### Yapılacak iş
Aşağıdaki satırları, "spin-arrows-icon" ifadesinin her geçtiği yere "spinner-arrows-icon" koyarak yeniden yazın ve geri kalan her şeyi olduğu gibi bırakın.

(Uzamsal etiketleme satırları)
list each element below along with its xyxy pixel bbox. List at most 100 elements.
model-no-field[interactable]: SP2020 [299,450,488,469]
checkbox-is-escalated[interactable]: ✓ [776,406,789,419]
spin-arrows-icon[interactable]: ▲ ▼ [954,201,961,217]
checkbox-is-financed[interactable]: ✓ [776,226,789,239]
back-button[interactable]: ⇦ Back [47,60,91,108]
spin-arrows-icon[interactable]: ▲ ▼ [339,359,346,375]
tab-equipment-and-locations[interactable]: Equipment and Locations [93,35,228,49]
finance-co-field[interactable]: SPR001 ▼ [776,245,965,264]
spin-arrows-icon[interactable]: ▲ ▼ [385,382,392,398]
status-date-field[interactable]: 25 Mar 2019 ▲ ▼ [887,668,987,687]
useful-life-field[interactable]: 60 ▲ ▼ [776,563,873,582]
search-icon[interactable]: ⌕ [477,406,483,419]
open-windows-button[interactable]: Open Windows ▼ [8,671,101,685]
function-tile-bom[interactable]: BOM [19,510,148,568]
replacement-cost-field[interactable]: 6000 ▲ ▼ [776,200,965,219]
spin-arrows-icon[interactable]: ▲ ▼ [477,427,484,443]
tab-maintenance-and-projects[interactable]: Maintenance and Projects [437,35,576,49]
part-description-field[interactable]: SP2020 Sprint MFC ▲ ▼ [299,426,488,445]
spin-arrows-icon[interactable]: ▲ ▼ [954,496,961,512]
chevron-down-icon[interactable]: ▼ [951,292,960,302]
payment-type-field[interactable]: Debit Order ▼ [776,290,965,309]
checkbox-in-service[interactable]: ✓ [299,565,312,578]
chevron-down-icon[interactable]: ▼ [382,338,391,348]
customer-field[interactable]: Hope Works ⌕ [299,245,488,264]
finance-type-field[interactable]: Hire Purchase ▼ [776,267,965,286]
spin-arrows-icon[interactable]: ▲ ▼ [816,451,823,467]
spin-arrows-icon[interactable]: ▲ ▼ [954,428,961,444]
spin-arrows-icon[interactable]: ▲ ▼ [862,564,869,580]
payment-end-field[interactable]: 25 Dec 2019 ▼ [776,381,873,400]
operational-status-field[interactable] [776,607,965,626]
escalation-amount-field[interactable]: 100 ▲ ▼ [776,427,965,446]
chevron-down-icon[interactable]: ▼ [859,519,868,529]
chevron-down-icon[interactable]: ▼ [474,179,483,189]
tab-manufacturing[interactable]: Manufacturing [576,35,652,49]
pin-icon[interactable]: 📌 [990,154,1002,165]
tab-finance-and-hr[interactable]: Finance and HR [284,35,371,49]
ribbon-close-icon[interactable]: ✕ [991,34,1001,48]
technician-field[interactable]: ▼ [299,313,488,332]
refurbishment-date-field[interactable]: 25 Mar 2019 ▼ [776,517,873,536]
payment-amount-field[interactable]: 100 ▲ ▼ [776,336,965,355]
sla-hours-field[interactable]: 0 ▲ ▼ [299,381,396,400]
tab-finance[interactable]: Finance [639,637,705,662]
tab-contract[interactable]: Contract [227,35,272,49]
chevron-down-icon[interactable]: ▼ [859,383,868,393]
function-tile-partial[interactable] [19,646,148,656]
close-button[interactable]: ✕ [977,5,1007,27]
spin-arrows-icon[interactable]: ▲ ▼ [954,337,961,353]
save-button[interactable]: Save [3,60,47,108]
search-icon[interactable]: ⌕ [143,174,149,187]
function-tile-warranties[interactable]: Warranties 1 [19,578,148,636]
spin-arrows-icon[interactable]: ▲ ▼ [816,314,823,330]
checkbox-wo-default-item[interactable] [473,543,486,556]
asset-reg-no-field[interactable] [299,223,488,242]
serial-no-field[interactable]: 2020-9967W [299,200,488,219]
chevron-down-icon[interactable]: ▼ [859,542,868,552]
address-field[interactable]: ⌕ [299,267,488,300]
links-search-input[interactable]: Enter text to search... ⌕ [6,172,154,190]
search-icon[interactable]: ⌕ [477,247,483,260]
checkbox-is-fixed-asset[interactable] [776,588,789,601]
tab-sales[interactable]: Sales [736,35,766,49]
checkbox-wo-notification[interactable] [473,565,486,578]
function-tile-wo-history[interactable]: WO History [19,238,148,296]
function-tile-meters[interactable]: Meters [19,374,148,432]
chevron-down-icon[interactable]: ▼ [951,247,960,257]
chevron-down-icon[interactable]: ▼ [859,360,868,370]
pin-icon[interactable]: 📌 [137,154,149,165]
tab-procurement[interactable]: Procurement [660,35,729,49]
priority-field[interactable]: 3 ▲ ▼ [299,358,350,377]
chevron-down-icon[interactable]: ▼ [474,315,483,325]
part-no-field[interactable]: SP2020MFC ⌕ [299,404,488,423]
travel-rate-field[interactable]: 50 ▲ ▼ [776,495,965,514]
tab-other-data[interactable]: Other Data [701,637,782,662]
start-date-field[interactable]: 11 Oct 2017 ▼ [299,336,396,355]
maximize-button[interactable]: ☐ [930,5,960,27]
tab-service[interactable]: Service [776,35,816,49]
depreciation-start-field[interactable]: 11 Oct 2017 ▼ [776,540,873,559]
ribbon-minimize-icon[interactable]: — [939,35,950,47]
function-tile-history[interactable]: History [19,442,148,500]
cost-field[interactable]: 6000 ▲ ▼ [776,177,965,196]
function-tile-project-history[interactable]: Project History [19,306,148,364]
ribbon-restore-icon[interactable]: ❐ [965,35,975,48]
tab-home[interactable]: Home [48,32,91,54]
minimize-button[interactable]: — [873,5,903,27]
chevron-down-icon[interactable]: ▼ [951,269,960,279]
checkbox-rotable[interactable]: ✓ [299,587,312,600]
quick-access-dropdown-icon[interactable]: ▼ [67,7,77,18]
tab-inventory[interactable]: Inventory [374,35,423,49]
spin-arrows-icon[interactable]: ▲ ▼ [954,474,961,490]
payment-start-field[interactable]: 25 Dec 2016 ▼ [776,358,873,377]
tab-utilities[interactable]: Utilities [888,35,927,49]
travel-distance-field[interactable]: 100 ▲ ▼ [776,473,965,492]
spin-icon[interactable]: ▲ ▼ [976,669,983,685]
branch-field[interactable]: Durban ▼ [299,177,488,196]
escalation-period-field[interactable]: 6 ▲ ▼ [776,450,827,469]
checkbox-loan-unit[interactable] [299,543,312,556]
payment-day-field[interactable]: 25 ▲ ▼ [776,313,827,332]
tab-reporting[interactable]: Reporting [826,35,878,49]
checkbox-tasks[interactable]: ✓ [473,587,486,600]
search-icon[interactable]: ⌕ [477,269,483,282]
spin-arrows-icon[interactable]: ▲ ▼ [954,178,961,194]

### Doğru sonuç
list each element below along with its xyxy pixel bbox. List at most 100 elements.
model-no-field[interactable]: SP2020 [299,450,488,469]
checkbox-is-escalated[interactable]: ✓ [776,406,789,419]
spinner-arrows-icon[interactable]: ▲ ▼ [954,201,961,217]
checkbox-is-financed[interactable]: ✓ [776,226,789,239]
back-button[interactable]: ⇦ Back [47,60,91,108]
spinner-arrows-icon[interactable]: ▲ ▼ [339,359,346,375]
tab-equipment-and-locations[interactable]: Equipment and Locations [93,35,228,49]
finance-co-field[interactable]: SPR001 ▼ [776,245,965,264]
spinner-arrows-icon[interactable]: ▲ ▼ [385,382,392,398]
status-date-field[interactable]: 25 Mar 2019 ▲ ▼ [887,668,987,687]
useful-life-field[interactable]: 60 ▲ ▼ [776,563,873,582]
search-icon[interactable]: ⌕ [477,406,483,419]
open-windows-button[interactable]: Open Windows ▼ [8,671,101,685]
function-tile-bom[interactable]: BOM [19,510,148,568]
replacement-cost-field[interactable]: 6000 ▲ ▼ [776,200,965,219]
spinner-arrows-icon[interactable]: ▲ ▼ [477,427,484,443]
tab-maintenance-and-projects[interactable]: Maintenance and Projects [437,35,576,49]
part-description-field[interactable]: SP2020 Sprint MFC ▲ ▼ [299,426,488,445]
spinner-arrows-icon[interactable]: ▲ ▼ [954,496,961,512]
chevron-down-icon[interactable]: ▼ [951,292,960,302]
payment-type-field[interactable]: Debit Order ▼ [776,290,965,309]
checkbox-in-service[interactable]: ✓ [299,565,312,578]
chevron-down-icon[interactable]: ▼ [382,338,391,348]
customer-field[interactable]: Hope Works ⌕ [299,245,488,264]
finance-type-field[interactable]: Hire Purchase ▼ [776,267,965,286]
spinner-arrows-icon[interactable]: ▲ ▼ [816,451,823,467]
spinner-arrows-icon[interactable]: ▲ ▼ [954,428,961,444]
spinner-arrows-icon[interactable]: ▲ ▼ [862,564,869,580]
payment-end-field[interactable]: 25 Dec 2019 ▼ [776,381,873,400]
operational-status-field[interactable] [776,607,965,626]
escalation-amount-field[interactable]: 100 ▲ ▼ [776,427,965,446]
chevron-down-icon[interactable]: ▼ [859,519,868,529]
chevron-down-icon[interactable]: ▼ [474,179,483,189]
tab-manufacturing[interactable]: Manufacturing [576,35,652,49]
pin-icon[interactable]: 📌 [990,154,1002,165]
tab-finance-and-hr[interactable]: Finance and HR [284,35,371,49]
ribbon-close-icon[interactable]: ✕ [991,34,1001,48]
technician-field[interactable]: ▼ [299,313,488,332]
refurbishment-date-field[interactable]: 25 Mar 2019 ▼ [776,517,873,536]
payment-amount-field[interactable]: 100 ▲ ▼ [776,336,965,355]
sla-hours-field[interactable]: 0 ▲ ▼ [299,381,396,400]
tab-finance[interactable]: Finance [639,637,705,662]
tab-contract[interactable]: Contract [227,35,272,49]
chevron-down-icon[interactable]: ▼ [859,383,868,393]
function-tile-partial[interactable] [19,646,148,656]
close-button[interactable]: ✕ [977,5,1007,27]
spinner-arrows-icon[interactable]: ▲ ▼ [954,337,961,353]
save-button[interactable]: Save [3,60,47,108]
search-icon[interactable]: ⌕ [143,174,149,187]
function-tile-warranties[interactable]: Warranties 1 [19,578,148,636]
spinner-arrows-icon[interactable]: ▲ ▼ [816,314,823,330]
checkbox-wo-default-item[interactable] [473,543,486,556]
asset-reg-no-field[interactable] [299,223,488,242]
serial-no-field[interactable]: 2020-9967W [299,200,488,219]
chevron-down-icon[interactable]: ▼ [859,542,868,552]
address-field[interactable]: ⌕ [299,267,488,300]
links-search-input[interactable]: Enter text to search... ⌕ [6,172,154,190]
search-icon[interactable]: ⌕ [477,247,483,260]
checkbox-is-fixed-asset[interactable] [776,588,789,601]
tab-sales[interactable]: Sales [736,35,766,49]
checkbox-wo-notification[interactable] [473,565,486,578]
function-tile-wo-history[interactable]: WO History [19,238,148,296]
function-tile-meters[interactable]: Meters [19,374,148,432]
chevron-down-icon[interactable]: ▼ [951,247,960,257]
chevron-down-icon[interactable]: ▼ [859,360,868,370]
pin-icon[interactable]: 📌 [137,154,149,165]
tab-procurement[interactable]: Procurement [660,35,729,49]
priority-field[interactable]: 3 ▲ ▼ [299,358,350,377]
chevron-down-icon[interactable]: ▼ [474,315,483,325]
part-no-field[interactable]: SP2020MFC ⌕ [299,404,488,423]
travel-rate-field[interactable]: 50 ▲ ▼ [776,495,965,514]
tab-other-data[interactable]: Other Data [701,637,782,662]
start-date-field[interactable]: 11 Oct 2017 ▼ [299,336,396,355]
maximize-button[interactable]: ☐ [930,5,960,27]
tab-service[interactable]: Service [776,35,816,49]
depreciation-start-field[interactable]: 11 Oct 2017 ▼ [776,540,873,559]
ribbon-minimize-icon[interactable]: — [939,35,950,47]
function-tile-history[interactable]: History [19,442,148,500]
cost-field[interactable]: 6000 ▲ ▼ [776,177,965,196]
function-tile-project-history[interactable]: Project History [19,306,148,364]
ribbon-restore-icon[interactable]: ❐ [965,35,975,48]
tab-home[interactable]: Home [48,32,91,54]
minimize-button[interactable]: — [873,5,903,27]
chevron-down-icon[interactable]: ▼ [951,269,960,279]
checkbox-rotable[interactable]: ✓ [299,587,312,600]
quick-access-dropdown-icon[interactable]: ▼ [67,7,77,18]
tab-inventory[interactable]: Inventory [374,35,423,49]
spinner-arrows-icon[interactable]: ▲ ▼ [954,474,961,490]
payment-start-field[interactable]: 25 Dec 2016 ▼ [776,358,873,377]
tab-utilities[interactable]: Utilities [888,35,927,49]
travel-distance-field[interactable]: 100 ▲ ▼ [776,473,965,492]
spin-icon[interactable]: ▲ ▼ [976,669,983,685]
branch-field[interactable]: Durban ▼ [299,177,488,196]
escalation-period-field[interactable]: 6 ▲ ▼ [776,450,827,469]
checkbox-loan-unit[interactable] [299,543,312,556]
payment-day-field[interactable]: 25 ▲ ▼ [776,313,827,332]
tab-reporting[interactable]: Reporting [826,35,878,49]
checkbox-tasks[interactable]: ✓ [473,587,486,600]
search-icon[interactable]: ⌕ [477,269,483,282]
spinner-arrows-icon[interactable]: ▲ ▼ [954,178,961,194]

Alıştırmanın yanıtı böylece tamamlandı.